**SET OF TASKS**.
**a.** Which points does the quoted message from Daniel Vetter in the DRM vblank patch thread list with leading dashes?
**b.** What comes next in the DRM vblank patch thread after its final sentence? Write the continuation.

We are still trying to keep it alive, despite what some may think.
--
-Alan Coopersmith- alan.coopersmith@oracle.com
Oracle Solaris Platform Engineering: X Window System
^ permalink raw reply [flat|nested] 25+ messages in thread
* Re: [PATCH 3/3] drm: do not sleep on vblank while holding a mutex
2011-10-27 14:10 ` Alan Coopersmith
@ 2011-10-27 14:20 ` Ilija Hadzic
0 siblings, 0 replies; 25+ messages in thread
From: Ilija Hadzic @ 2011-10-27 14:20 UTC (permalink / raw)
To: Alan Coopersmith; +Cc: dri-devel
On Thu, 27 Oct 2011, Alan Coopersmith wrote:
>>
>> I think the idea of sharing kernel drm code is pretty much dead, yeah.
>
> We are still trying to keep it alive, despite what some may think.
>
In the context of this patch (in progress), it's probably a moot topic
because per comments that Daniel sent, most of the locks in
drm_vblank_wait will become unecessary after I rework the patch
and I won't need to introduce (new) DRM_WAIT_ON_LOCKED any more.
I will, however, *not* convert existing DRM_WAIT_ON to a Linux-centric
function, so I will not be the one to kill (or contribute to the killing
of) the portability of that file. That I leave to someone else ;-).
P.S. If the "fight" starts I will side with the "keep the portability
alive" camp. I have "emotional" ties with other (less widely used)
operating systems. ;-)
-- Ilija
^ permalink raw reply [flat|nested] 25+ messages in thread
* Re: [PATCH 3/3] drm: do not sleep on vblank while holding a mutex
2011-10-27 10:43 ` Daniel Vetter
2011-10-27 14:10 ` Alan Coopersmith
@ 2011-10-28 3:19 ` Ilija Hadzic
2011-10-28 4:36 ` Ilija Hadzic
` (2 more replies)
1 sibling, 3 replies; 25+ messages in thread
From: Ilija Hadzic @ 2011-10-28 3:19 UTC (permalink / raw)
To: Daniel Vetter; +Cc: dri-devel
On Thu, 27 Oct 2011, Daniel Vetter wrote:
>
> On a quick glance
> - drm_vblank functions call by wait_vblank seem to do correct locking
> already using various spinlocks and atomic ops.
> - linux waitqueues have their own locking
> - dev->last_vblank_wait is only used for a procfs file. I don't think it
> makes much sense given that we can have more than one vblank waiter
> - there's no selective wakeup going on, all waiters get woken for every
> vblank and call schedule again if it's not the right vblank
>
I concur.
> The only really hairy thing going on is racing modeset ioctls against
> vblank waiters. But modeset is protected by the dev->mode_config.mutex
> and hence already races against wait_vblank with the current code, so I'm
> slightly inclined to ignore this for the moment. Would be great if you
> coudl check that in-depth, too.

**ITEMS**.
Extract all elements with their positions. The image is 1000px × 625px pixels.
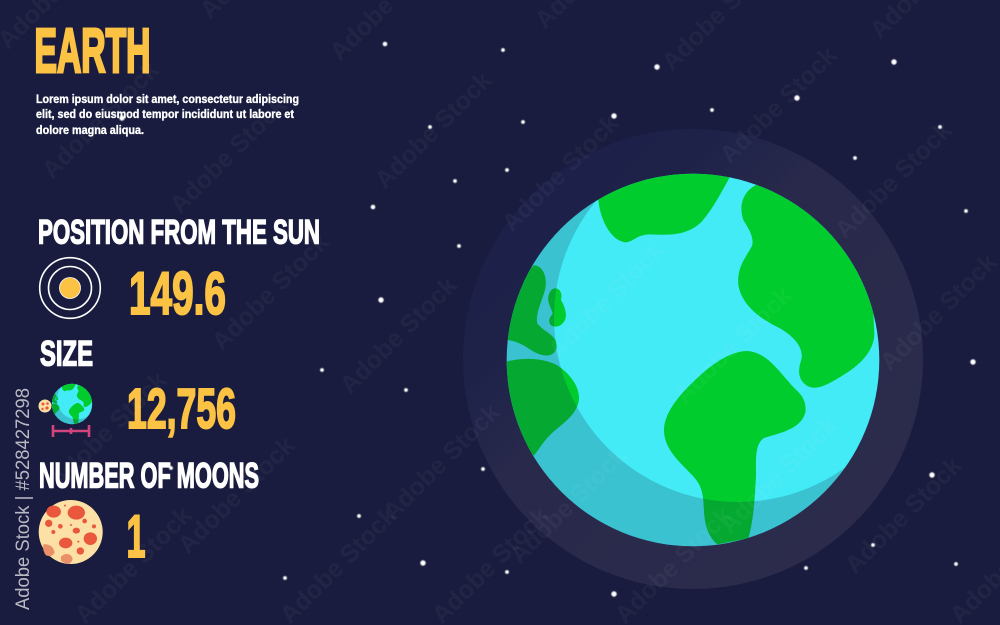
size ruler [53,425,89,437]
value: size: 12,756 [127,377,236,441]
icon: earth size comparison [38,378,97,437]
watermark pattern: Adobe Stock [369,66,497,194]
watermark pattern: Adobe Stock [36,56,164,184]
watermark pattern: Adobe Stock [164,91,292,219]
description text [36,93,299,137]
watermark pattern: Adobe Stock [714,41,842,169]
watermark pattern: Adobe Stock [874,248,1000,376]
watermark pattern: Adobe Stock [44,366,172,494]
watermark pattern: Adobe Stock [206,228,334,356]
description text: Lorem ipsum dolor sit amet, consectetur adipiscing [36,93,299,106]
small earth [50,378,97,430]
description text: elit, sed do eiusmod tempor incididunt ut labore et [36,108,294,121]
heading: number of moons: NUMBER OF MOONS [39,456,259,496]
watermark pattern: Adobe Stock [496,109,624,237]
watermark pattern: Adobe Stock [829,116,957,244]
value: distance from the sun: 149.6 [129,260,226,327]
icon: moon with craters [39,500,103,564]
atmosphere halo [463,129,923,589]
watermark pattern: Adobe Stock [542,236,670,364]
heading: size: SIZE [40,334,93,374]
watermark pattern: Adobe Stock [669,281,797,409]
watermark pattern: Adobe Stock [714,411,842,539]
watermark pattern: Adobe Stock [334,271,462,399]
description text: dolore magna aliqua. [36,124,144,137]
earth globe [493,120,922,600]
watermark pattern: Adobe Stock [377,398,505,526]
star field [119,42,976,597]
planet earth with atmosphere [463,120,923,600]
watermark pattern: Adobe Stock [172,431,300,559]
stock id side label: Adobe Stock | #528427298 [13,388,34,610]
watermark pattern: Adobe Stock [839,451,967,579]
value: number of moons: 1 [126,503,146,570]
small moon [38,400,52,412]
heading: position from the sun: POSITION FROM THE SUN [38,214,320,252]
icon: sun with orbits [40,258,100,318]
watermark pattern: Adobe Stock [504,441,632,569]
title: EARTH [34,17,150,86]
--
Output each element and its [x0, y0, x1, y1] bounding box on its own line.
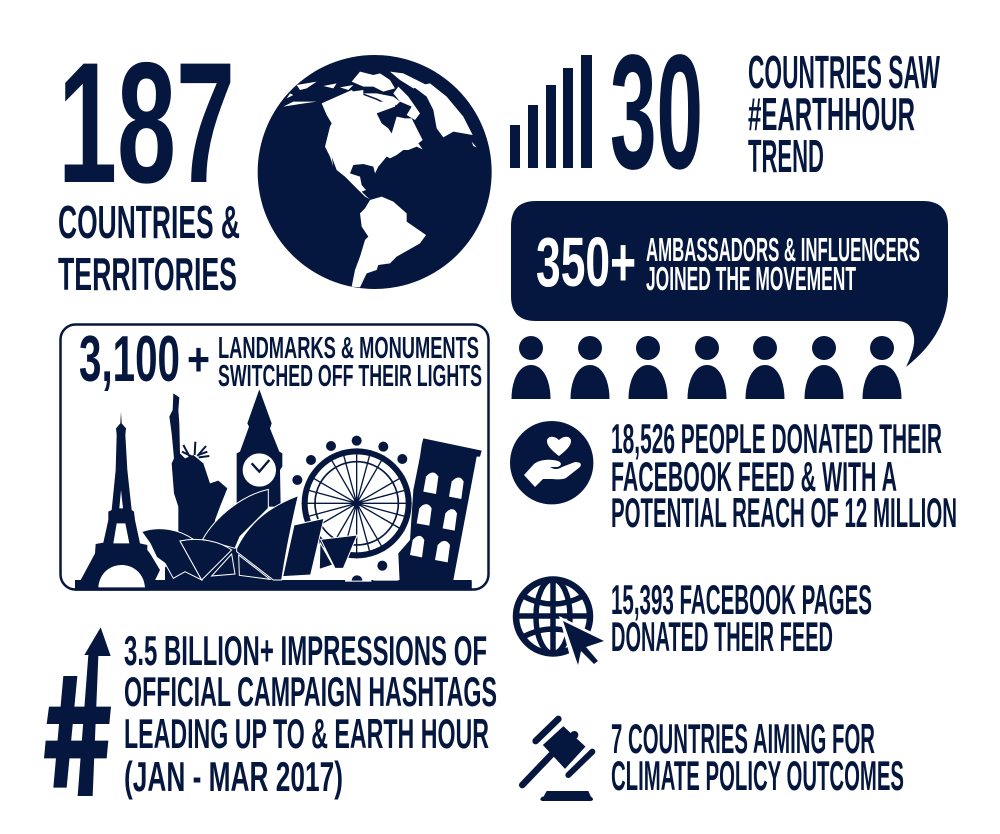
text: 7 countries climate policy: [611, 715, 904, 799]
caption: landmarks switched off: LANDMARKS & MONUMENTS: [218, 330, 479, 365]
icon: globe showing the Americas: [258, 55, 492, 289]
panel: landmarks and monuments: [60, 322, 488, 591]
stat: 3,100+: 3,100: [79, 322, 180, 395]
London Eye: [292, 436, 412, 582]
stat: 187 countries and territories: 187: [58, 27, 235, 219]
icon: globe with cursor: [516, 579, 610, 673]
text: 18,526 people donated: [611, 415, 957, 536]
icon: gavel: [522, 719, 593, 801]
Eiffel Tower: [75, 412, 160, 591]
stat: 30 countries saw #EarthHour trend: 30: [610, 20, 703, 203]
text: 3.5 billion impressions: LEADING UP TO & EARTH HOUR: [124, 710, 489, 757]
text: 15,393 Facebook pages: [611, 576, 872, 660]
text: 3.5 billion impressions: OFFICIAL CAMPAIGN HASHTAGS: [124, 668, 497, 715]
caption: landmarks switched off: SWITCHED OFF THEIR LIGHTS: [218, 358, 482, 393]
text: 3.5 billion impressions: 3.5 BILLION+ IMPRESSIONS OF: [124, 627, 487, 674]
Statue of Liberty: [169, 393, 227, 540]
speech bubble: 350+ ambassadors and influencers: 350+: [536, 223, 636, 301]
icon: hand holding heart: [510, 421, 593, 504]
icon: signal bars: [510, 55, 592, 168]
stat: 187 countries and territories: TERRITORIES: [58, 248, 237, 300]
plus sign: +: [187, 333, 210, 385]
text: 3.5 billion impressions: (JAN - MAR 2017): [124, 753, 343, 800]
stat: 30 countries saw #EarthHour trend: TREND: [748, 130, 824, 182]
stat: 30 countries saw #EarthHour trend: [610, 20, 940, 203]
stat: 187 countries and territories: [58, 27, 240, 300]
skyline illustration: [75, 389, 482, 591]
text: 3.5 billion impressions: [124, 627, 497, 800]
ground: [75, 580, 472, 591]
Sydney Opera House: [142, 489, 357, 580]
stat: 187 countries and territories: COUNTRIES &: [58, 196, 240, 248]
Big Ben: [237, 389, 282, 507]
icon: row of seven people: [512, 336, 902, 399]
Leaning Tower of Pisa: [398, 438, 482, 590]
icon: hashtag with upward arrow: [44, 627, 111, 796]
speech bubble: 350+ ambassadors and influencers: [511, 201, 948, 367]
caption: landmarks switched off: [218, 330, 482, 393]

**ANSWERS PER TASK**.
**a.**
- drm_vblank functions called by wait_vblank seem to do correct locking already, using various spinlocks and atomic ops.
- Linux waitqueues have their own locking.
- dev->last_vblank_wait is only used for a procfs file, and it may not make much sense given that there can be more than one vblank waiter.
- There's no selective wakeup going on: all waiters get woken for every vblank and call schedule again if it's not the right vblank.

**b.**
>
Will leave this for some other patch at some other time; the critical path
is to fix the hang/crawl that I explained in my previous note.
> So I think the right thing to do is
> - Kill dev->last_vblank_wait (in a prep patch).
Agreed. Also drm_vblank_info function can go away
> - Imo we also have a few too many atomic ops going on, e.g.
> dev->vblank_refcount looks like it's atomic only because or the procfs
> file, so maybe kill that procfs file entirely.
I am not sure about that. dev->vblank_refcount looks critical to me: it is
incremented through drm_vblank_get which is called from several different
contexts: page-flip functions in several drivers (which can run in the
context of multiple user processes), **_pm_** stuff in radeon driver
(which looks like it runs in the context of kernel worker thread). Mutexes
used at all these different places are not quite consistent. If anything,
as the result of a later audit, some other mutexes may be rendered
unecessary, but definitely, I would keep vblank_refcount atomic.
> - Audit the vblank locking, maybe resulting in a patch with updated
> comments, if there's anything misleading or tricky going on. And it's
> always good when the locking of structe members is explained in the
> header file ...
I'll add comments that I feel make sense for this set of patches (if
anything). Full audit, should come later at a slower pace. There are quite
a few mutexes and locks many of which are overlapping in function and some
are spurious. It will take more than just myself to untangle this know.
> - Drop the mutex locking because it's not needed.
>
Agreed. Will drop.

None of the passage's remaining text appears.